Objective: Identify the lines that contain the word "your", then copy them.

Data to process:
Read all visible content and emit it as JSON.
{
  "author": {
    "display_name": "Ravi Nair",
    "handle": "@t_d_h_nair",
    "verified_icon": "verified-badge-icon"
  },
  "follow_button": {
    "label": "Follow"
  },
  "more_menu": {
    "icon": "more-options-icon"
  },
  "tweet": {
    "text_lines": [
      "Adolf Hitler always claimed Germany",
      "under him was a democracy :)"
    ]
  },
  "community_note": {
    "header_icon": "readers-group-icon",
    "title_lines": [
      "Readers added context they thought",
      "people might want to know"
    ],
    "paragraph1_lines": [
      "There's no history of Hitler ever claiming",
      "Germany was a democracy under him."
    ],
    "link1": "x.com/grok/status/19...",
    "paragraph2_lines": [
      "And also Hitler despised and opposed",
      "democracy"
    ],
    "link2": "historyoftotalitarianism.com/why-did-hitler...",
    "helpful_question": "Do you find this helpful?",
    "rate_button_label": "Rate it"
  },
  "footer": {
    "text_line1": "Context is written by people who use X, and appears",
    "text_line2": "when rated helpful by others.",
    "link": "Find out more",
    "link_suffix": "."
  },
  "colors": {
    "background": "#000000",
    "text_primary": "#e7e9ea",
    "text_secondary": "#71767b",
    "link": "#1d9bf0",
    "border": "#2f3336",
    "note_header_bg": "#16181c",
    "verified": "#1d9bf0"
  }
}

...

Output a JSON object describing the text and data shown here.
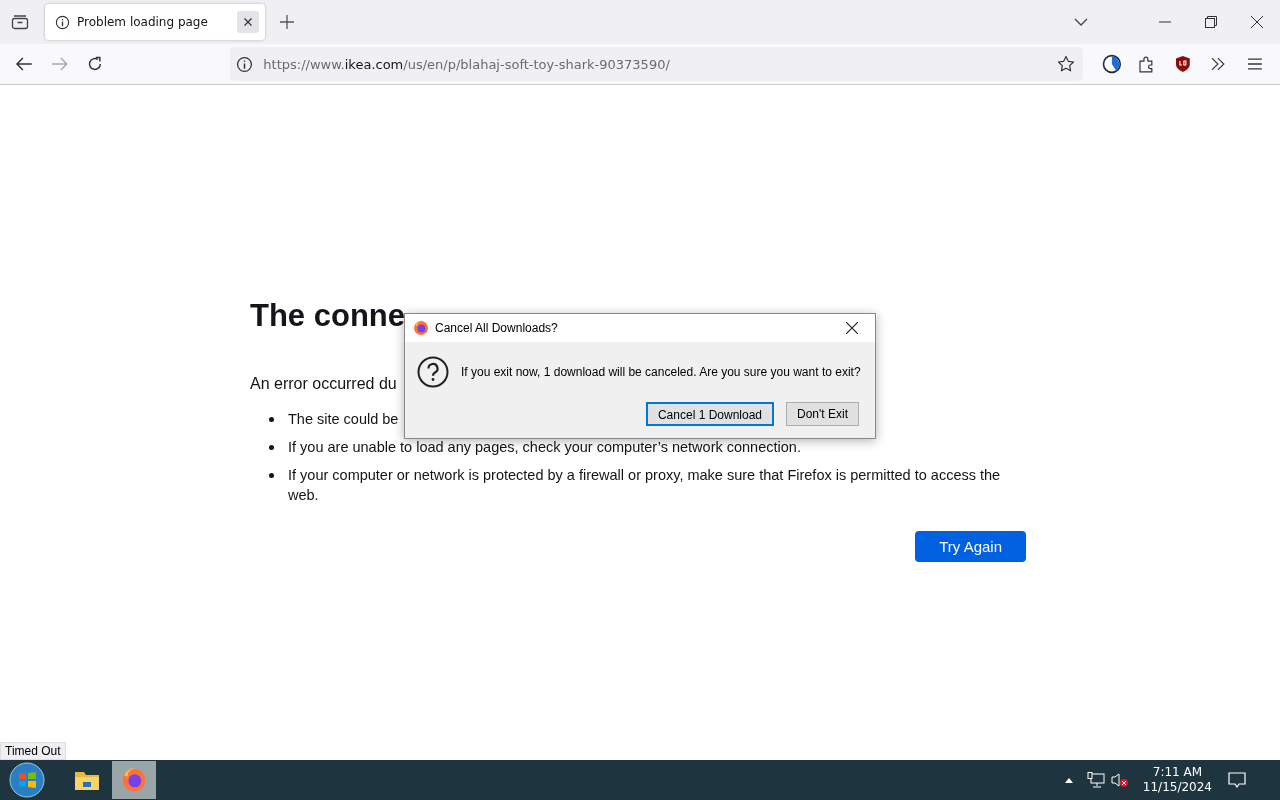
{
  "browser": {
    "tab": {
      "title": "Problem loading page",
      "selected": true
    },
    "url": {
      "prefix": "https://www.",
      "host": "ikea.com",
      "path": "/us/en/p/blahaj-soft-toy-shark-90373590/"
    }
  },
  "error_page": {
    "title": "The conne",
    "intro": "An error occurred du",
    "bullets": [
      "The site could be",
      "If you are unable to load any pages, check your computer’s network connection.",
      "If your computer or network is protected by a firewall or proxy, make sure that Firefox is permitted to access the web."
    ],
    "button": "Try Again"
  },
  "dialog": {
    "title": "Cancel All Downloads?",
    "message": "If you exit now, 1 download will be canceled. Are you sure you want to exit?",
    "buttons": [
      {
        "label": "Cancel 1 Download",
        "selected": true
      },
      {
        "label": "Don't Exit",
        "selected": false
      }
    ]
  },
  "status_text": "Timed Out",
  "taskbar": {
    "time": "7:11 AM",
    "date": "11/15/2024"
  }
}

Completed exercise:
      "If you are unable to load any pages, check your computer’s network connection.",
      "If your computer or network is protected by a firewall or proxy, make sure that Firefox is permitted to access the web."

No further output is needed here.